Problem description: Tally the lines that hold the string "text", and reply with the count alone.

Recorded information:
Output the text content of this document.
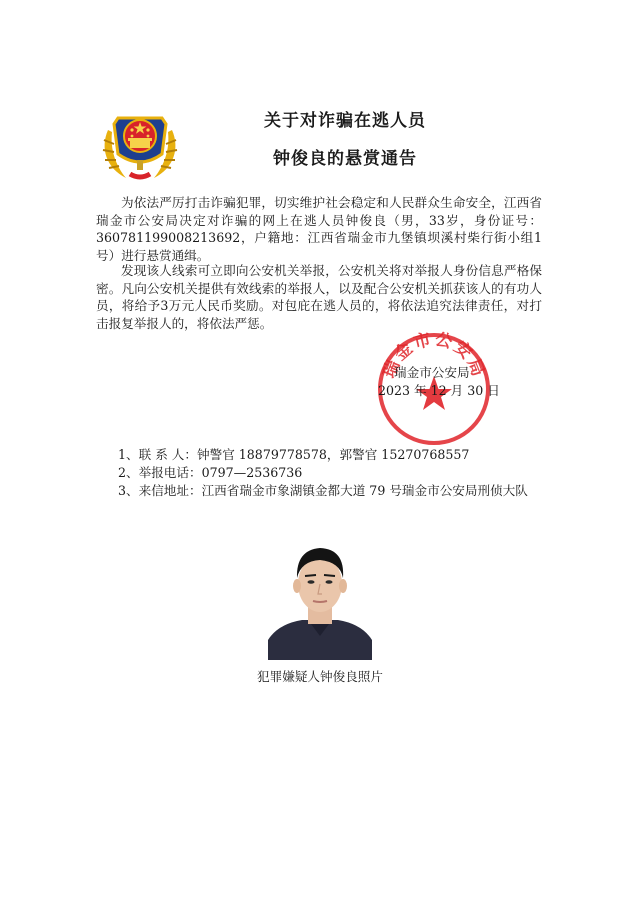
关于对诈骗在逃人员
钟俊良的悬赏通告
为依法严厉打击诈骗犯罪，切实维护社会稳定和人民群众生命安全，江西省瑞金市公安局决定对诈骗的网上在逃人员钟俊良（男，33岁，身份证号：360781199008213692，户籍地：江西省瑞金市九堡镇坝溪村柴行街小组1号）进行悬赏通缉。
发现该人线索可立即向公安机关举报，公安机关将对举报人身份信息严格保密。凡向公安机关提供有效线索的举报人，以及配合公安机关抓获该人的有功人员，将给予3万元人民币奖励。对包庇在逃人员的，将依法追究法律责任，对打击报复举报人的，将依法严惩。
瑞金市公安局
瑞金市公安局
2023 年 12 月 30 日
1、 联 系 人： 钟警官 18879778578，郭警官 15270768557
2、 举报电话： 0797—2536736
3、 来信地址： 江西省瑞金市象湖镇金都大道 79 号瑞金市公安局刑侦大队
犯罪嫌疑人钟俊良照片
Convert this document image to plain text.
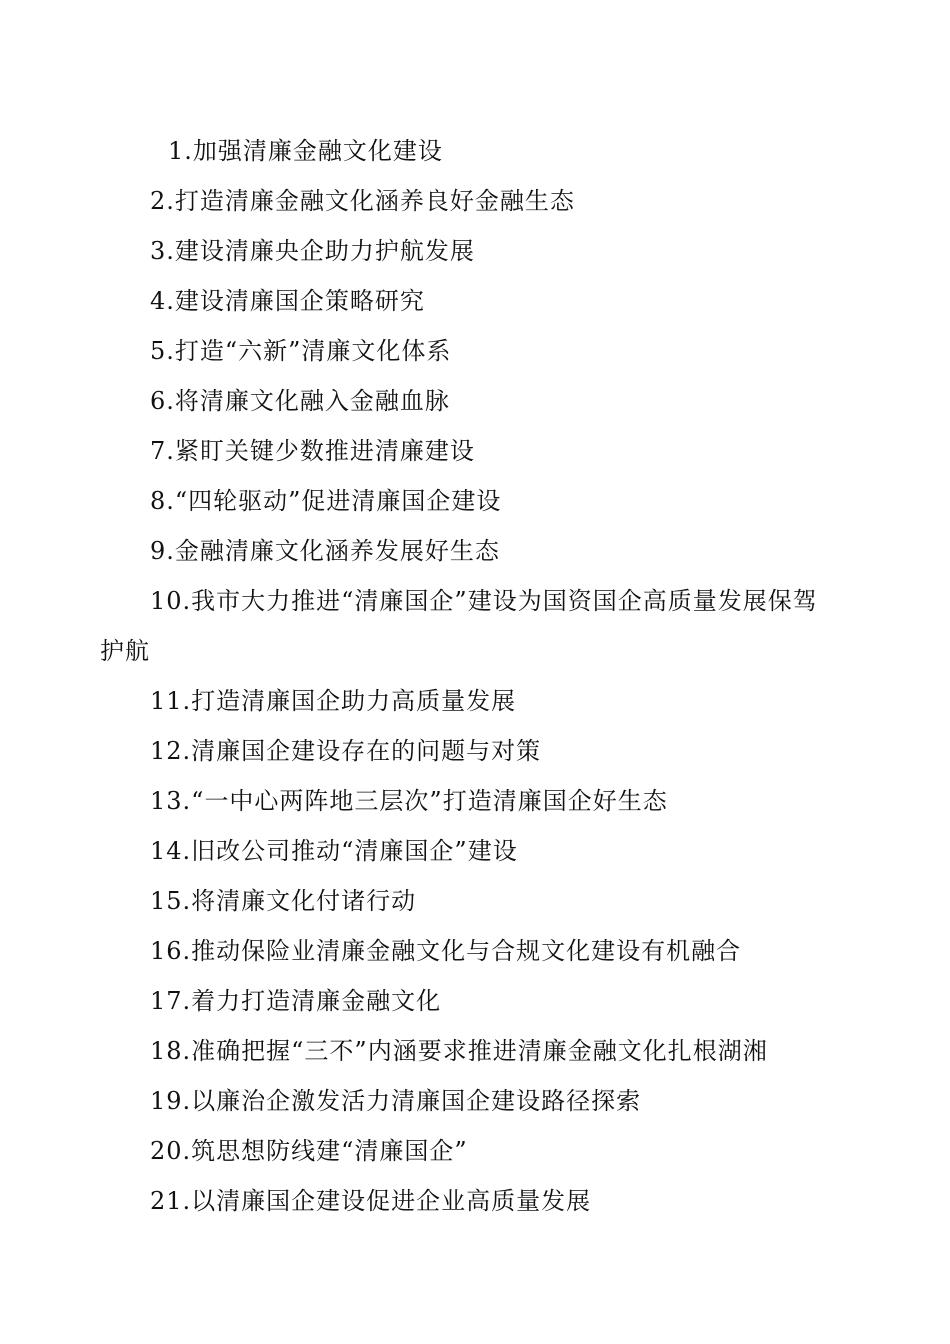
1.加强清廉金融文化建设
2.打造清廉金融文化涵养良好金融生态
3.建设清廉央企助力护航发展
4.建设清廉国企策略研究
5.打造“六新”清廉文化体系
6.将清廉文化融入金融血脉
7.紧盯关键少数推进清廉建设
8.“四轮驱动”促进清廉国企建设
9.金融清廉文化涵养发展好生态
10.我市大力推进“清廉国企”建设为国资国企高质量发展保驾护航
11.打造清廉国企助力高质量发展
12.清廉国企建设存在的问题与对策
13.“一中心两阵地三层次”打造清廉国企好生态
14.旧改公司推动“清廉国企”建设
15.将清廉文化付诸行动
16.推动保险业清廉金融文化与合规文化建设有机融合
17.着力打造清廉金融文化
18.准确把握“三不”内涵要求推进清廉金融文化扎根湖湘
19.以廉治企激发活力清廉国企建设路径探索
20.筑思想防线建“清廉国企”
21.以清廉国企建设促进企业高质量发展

Answer to this task: 2